_SELESAIKAN TUGAS BERIKUT_
**1)** Tuliskan ulang dengan persis bagian berita praktik aborsi di Bekasi mulai dari "Praktik Aborsi di Bekasi Pakai" sampai dengan "maksud menyedot janin.".
**2)** Dalam berita praktik aborsi di Bekasi, dengan cara apa obat nyeri itu digunakan menurut Heri?
**3)** Lanjutkan berita praktik aborsi di Bekasi setelah kalimat terakhir yang tercantum.

Praktik Aborsi di Bekasi Pakai Obat Nyeri dan Cocor Bebek
- VIVA.co.id/ Danar Dono
VIVA.co.id – Kapolresta Bekasi Kota, Komisaris Besar Heri Sumarji mengatakan, berdasarkan penyelidikan sementara, praktik aborsi di Bekasi Medical Centre di Jalan Ir. H. Juanda, Duren Jaya, Bekasi Timur, Kota Bekasi, (Depan Hotel Merdeka), kerap menggunakan obat penghilang anti nyeri.
"Obat nyeri itu selalu digunakan dalam proses aborsinya, dan alasan dari keterangan saksi, obat itu digunakan agar pasien tidak merasakan sakit saat janin di perutnya dipaksakan keluar oleh pelaku," kata Heri, Kamis, 28 April 2016.
Menurut Heri, obat nyeri itu digunakan dengan cara dimasukkan ke dalam anus. Kemudian setelah itu, asisten dokter menyiapkan selang untuk dipasang ke kemaluan pasien dengan maksud menyedot janin.

(Entri data)
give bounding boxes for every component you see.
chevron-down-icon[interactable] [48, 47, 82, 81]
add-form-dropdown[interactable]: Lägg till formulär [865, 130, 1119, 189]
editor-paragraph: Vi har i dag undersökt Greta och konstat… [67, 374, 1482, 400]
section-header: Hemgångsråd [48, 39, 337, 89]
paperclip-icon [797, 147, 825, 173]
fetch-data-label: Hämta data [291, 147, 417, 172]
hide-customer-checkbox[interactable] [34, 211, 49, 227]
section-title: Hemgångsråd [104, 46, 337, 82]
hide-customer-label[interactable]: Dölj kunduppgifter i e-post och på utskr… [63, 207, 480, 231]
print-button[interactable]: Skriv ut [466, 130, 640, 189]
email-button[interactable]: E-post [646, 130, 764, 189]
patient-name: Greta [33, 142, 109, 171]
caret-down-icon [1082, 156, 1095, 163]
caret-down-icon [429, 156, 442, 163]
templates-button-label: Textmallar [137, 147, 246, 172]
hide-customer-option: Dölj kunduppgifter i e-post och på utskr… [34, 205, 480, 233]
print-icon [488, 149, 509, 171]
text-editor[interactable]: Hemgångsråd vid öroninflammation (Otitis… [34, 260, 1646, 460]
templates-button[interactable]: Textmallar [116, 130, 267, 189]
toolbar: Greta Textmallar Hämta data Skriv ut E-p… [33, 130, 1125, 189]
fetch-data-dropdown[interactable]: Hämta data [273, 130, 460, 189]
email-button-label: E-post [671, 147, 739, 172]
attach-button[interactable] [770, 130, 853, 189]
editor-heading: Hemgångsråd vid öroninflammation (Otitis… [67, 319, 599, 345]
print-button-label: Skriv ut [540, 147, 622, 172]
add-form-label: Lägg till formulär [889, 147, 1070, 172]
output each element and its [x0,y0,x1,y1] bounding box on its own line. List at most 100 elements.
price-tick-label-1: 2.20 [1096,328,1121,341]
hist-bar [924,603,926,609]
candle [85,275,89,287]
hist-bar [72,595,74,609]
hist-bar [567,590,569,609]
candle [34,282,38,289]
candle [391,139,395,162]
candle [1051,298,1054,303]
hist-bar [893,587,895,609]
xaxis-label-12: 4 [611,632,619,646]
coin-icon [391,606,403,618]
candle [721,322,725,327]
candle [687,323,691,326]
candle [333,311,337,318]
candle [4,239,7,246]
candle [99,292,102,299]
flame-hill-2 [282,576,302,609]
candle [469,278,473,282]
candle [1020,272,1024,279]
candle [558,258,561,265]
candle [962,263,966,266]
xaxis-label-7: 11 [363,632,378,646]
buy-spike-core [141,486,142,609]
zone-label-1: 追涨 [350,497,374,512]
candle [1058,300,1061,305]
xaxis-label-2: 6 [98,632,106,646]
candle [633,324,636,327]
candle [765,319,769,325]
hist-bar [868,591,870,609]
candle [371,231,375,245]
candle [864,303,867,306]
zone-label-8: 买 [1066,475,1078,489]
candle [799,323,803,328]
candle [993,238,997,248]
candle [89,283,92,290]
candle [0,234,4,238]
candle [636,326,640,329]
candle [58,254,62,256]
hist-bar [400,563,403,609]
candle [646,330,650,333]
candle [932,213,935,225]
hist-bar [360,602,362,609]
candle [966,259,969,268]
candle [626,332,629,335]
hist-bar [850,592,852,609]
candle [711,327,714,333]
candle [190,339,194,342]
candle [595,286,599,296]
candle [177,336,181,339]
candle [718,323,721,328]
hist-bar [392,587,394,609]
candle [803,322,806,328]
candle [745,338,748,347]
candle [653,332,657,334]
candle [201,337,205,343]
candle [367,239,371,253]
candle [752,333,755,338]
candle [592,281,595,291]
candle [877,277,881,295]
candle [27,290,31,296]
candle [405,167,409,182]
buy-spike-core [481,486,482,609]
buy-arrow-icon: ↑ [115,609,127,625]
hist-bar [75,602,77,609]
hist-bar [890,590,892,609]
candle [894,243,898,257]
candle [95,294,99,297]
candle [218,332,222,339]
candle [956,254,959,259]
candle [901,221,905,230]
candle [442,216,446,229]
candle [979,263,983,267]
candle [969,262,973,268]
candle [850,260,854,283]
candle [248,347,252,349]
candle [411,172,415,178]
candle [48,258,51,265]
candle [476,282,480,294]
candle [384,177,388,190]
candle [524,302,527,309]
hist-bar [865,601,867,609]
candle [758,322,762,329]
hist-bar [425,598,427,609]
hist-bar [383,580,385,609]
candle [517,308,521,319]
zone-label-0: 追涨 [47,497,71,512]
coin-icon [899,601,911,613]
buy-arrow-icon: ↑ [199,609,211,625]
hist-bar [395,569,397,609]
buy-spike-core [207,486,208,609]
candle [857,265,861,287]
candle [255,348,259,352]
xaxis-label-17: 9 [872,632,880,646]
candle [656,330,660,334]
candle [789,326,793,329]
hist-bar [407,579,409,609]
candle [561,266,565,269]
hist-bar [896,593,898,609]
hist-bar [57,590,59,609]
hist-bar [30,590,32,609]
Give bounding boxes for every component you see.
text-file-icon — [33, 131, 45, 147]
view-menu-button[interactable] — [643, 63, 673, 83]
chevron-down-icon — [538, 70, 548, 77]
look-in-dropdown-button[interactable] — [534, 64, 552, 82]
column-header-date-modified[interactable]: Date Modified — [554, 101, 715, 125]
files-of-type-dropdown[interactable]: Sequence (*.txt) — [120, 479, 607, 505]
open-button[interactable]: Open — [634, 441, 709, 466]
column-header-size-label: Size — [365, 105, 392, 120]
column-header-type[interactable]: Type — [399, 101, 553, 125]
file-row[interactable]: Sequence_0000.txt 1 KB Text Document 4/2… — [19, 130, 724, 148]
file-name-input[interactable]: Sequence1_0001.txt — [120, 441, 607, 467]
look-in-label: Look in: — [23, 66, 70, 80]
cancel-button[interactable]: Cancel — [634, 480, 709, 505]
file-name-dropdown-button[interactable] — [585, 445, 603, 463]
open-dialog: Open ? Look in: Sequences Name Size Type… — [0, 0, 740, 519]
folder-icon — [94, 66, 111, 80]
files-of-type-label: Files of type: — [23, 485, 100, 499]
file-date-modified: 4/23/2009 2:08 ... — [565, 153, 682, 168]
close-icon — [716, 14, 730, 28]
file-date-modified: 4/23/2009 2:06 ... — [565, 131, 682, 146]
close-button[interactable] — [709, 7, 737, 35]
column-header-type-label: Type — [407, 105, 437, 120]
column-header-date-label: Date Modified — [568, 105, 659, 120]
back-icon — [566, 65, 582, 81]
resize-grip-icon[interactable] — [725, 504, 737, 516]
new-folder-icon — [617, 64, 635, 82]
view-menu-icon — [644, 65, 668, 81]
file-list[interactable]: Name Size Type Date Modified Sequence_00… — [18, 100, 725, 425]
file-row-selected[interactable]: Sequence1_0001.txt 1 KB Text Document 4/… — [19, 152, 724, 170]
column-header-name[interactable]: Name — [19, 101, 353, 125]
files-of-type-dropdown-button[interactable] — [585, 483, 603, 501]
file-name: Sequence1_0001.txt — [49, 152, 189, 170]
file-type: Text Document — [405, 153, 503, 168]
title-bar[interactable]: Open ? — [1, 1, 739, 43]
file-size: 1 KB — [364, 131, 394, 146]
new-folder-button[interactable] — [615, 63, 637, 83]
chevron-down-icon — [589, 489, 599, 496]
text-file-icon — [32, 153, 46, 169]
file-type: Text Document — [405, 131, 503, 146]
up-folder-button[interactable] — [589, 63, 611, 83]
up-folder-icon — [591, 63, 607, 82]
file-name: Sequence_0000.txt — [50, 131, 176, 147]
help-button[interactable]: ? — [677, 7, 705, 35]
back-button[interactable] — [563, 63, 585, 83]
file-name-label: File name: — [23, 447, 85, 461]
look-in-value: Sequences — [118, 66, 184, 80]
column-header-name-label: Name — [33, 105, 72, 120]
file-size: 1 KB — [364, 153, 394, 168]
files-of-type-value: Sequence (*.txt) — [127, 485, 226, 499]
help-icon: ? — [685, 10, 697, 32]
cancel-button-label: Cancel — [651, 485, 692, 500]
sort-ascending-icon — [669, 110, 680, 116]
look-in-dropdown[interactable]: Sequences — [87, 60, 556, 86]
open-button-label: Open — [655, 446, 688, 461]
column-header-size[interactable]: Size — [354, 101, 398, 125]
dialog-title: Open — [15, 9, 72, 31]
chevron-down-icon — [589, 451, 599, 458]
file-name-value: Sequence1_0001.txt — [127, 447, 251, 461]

_JAWABAN LATIHAN_
**1)**
Praktik Aborsi di Bekasi Pakai Obat Nyeri dan Cocor Bebek
- VIVA.co.id/ Danar Dono
VIVA.co.id – Kapolresta Bekasi Kota, Komisaris Besar Heri Sumarji mengatakan, berdasarkan penyelidikan sementara, praktik aborsi di Bekasi Medical Centre di Jalan Ir. H. Juanda, Duren Jaya, Bekasi Timur, Kota Bekasi, (Depan Hotel Merdeka), kerap menggunakan obat penghilang anti nyeri.
"Obat nyeri itu selalu digunakan dalam proses aborsinya, dan alasan dari keterangan saksi, obat itu digunakan agar pasien tidak merasakan sakit saat janin di perutnya dipaksakan keluar oleh pelaku," kata Heri, Kamis, 28 April 2016.
Menurut Heri, obat nyeri itu digunakan dengan cara dimasukkan ke dalam anus. Kemudian setelah itu, asisten dokter menyiapkan selang untuk dipasang ke kemaluan pasien dengan maksud menyedot janin.

**2)** Obat nyeri itu dimasukkan ke dalam anus.

**3)**
"Jadi obat ini untuk mempermudah selang itu masuk ke kemaluan pasien. Dan setelah itu, pelaku memakai alat sejenis cocor bebek untuk mengeluarkan bayinya," ujarnya menjelaskan.
Selanjutnya, kata Heri, setelah proses itu selesai, salah satu karyawan yang membantu praktik aborsi itu, langsung membawa janin hasil aborsi untuk dibuang di lubang wc.
Lebih lanjut, diakui Heri, berdasarkan keterangan saksi-saksi dan tersangka yang sudah diamankan, proses praktik aborsi, dilakukan selama 10-15 menit dengan biaya Rp3 juta.
Dari keuntungan biaya praktik aborsi itu, Heri mengungkapkan, para asisten dokter yang diamankan ini biasanya, memperoleh upah sebesar 10 persen dari biaya tersebut.
"Satu orang asisten dapat Rp300.000. Untuk sekali aborsi, biasanya pelaku ditemani 2-3 asisten," ujar Heri.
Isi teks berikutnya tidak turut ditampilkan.